— Start —
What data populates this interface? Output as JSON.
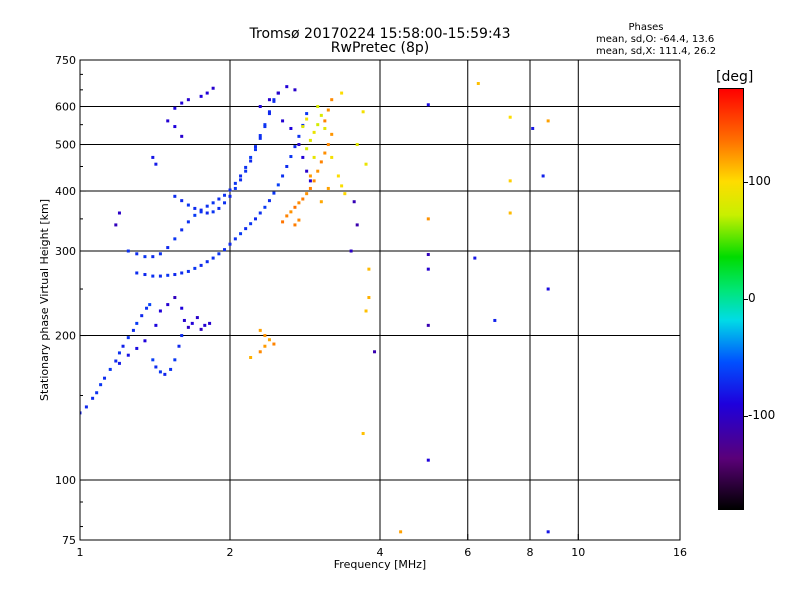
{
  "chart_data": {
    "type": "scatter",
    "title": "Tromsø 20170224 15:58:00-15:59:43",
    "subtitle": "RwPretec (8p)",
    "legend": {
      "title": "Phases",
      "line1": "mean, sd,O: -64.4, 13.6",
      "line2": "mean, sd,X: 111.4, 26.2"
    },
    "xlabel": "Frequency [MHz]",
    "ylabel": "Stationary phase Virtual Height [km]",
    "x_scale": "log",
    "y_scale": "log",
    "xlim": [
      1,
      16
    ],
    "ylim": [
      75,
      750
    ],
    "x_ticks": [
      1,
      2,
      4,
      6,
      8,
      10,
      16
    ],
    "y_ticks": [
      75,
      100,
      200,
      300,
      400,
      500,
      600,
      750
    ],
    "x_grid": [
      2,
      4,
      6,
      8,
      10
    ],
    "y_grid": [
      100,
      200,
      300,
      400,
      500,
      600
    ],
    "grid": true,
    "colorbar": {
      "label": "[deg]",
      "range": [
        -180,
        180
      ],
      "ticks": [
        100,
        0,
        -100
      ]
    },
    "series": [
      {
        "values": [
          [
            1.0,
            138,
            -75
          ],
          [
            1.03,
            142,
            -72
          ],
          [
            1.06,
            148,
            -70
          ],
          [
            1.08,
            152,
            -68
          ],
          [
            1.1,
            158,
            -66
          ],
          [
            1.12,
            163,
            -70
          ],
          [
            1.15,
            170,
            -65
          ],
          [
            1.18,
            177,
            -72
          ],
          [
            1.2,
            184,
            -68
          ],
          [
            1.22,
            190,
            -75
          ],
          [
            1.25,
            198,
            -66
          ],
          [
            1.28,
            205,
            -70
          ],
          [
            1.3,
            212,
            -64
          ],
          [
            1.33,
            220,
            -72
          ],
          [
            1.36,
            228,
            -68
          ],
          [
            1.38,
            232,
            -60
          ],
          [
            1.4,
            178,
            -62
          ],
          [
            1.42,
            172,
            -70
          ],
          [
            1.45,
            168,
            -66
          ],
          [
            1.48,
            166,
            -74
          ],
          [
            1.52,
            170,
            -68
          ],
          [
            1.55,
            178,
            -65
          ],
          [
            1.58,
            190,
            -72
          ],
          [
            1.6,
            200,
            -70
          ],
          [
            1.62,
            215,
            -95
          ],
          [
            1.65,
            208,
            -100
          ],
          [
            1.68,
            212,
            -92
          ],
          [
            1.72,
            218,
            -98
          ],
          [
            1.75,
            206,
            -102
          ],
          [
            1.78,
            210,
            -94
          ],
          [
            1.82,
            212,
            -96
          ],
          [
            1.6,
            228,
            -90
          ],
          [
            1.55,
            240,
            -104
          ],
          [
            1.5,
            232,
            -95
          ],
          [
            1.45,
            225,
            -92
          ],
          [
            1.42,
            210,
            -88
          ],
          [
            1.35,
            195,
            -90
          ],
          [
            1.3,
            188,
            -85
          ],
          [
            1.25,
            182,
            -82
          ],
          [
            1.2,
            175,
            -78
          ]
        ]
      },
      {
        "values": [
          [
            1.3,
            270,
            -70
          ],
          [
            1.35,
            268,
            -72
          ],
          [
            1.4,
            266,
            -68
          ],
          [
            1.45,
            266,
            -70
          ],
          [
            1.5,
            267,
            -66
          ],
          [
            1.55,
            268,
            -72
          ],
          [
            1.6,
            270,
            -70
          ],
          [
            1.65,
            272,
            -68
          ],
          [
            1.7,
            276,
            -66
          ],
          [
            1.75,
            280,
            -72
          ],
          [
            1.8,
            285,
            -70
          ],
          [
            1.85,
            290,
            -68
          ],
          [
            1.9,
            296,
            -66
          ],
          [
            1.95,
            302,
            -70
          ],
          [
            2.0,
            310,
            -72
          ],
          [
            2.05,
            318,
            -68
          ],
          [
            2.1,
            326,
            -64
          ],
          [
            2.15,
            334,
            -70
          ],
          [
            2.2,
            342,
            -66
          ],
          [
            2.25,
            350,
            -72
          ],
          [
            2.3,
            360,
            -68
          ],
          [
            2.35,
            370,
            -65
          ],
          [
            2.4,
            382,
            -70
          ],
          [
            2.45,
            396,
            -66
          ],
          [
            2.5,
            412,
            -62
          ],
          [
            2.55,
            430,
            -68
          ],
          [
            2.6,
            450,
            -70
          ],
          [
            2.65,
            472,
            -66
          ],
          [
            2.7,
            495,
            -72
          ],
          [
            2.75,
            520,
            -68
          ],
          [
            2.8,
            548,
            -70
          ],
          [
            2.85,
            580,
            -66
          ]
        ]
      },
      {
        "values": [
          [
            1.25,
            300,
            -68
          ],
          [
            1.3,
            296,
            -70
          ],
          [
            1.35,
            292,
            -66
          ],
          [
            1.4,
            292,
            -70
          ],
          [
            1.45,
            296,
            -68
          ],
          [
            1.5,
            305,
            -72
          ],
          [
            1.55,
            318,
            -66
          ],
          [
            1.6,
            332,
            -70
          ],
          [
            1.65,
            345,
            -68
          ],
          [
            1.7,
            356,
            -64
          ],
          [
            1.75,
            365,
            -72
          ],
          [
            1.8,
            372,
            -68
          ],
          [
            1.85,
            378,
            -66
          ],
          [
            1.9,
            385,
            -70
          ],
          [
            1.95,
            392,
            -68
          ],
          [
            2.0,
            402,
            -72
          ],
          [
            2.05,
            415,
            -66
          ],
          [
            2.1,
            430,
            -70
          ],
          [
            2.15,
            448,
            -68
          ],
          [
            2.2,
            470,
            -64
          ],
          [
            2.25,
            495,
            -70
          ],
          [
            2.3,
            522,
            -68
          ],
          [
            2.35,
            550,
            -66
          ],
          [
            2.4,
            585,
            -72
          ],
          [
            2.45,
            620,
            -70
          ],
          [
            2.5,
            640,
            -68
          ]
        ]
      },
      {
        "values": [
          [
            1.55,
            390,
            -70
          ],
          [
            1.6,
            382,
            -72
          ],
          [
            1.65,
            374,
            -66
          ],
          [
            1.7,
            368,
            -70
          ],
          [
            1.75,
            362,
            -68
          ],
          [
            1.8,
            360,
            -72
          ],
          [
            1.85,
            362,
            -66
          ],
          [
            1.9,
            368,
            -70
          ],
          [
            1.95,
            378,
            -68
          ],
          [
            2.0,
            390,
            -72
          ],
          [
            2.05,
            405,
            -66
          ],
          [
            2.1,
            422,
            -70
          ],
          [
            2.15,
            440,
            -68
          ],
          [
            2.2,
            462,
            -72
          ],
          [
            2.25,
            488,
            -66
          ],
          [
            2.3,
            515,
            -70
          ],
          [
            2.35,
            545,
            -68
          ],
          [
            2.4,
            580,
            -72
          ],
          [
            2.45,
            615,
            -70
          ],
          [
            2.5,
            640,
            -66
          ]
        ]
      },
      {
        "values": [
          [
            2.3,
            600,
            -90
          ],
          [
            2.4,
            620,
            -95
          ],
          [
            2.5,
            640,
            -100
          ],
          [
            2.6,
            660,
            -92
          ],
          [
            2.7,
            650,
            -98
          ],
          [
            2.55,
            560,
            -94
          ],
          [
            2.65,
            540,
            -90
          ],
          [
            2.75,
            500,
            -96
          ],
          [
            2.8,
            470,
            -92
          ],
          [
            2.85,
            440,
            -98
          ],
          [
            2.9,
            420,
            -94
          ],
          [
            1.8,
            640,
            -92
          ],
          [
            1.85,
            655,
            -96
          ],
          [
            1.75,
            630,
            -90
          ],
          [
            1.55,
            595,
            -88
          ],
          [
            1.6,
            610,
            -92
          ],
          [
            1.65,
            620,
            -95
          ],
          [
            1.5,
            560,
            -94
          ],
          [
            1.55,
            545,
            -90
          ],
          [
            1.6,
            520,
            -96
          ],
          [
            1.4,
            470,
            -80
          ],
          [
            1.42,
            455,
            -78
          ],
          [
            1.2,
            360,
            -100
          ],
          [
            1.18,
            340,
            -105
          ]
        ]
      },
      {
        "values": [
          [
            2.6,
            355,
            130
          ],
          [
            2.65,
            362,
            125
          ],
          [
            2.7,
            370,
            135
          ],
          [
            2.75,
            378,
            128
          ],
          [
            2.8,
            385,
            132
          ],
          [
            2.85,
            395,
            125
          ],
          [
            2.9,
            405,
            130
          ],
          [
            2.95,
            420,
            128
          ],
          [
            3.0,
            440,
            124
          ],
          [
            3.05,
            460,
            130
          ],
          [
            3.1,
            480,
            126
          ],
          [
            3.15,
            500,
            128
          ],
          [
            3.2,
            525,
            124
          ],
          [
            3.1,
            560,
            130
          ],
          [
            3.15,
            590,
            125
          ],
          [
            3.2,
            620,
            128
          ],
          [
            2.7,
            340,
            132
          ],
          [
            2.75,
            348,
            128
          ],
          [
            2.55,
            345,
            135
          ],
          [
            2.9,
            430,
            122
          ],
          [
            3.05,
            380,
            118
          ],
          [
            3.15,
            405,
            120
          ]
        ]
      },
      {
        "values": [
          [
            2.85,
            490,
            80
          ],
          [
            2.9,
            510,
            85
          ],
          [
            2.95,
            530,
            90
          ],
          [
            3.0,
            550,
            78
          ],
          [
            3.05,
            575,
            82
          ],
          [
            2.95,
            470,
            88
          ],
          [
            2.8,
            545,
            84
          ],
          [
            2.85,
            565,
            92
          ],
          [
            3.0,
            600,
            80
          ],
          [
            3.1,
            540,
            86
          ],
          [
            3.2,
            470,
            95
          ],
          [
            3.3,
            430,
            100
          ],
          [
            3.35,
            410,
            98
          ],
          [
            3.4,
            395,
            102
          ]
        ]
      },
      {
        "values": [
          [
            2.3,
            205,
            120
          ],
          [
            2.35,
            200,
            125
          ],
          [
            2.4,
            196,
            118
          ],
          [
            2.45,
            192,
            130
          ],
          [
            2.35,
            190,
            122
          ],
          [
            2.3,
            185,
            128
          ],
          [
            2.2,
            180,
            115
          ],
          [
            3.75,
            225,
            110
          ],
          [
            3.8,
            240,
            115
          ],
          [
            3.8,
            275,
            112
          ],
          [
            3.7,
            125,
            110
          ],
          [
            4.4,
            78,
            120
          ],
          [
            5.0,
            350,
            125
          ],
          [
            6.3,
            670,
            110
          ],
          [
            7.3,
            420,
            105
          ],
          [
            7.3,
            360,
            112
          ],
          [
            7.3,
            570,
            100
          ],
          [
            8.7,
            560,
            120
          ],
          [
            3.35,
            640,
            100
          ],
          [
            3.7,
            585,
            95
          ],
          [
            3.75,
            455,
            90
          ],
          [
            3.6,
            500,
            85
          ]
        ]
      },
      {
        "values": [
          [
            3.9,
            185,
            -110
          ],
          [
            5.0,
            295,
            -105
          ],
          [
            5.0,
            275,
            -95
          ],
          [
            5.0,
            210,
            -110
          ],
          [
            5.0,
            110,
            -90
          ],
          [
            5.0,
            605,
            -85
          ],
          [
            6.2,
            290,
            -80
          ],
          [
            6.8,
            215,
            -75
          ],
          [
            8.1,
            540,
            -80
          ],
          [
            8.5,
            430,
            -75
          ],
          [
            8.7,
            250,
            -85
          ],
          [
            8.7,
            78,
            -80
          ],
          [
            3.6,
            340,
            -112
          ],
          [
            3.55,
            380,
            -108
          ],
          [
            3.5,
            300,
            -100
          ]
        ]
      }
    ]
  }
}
— End —
» Objective: Locate all lines in the listing above with the word "mean" and copy them.

» Final answer:
      "line1": "mean, sd,O: -64.4, 13.6",
      "line2": "mean, sd,X: 111.4, 26.2"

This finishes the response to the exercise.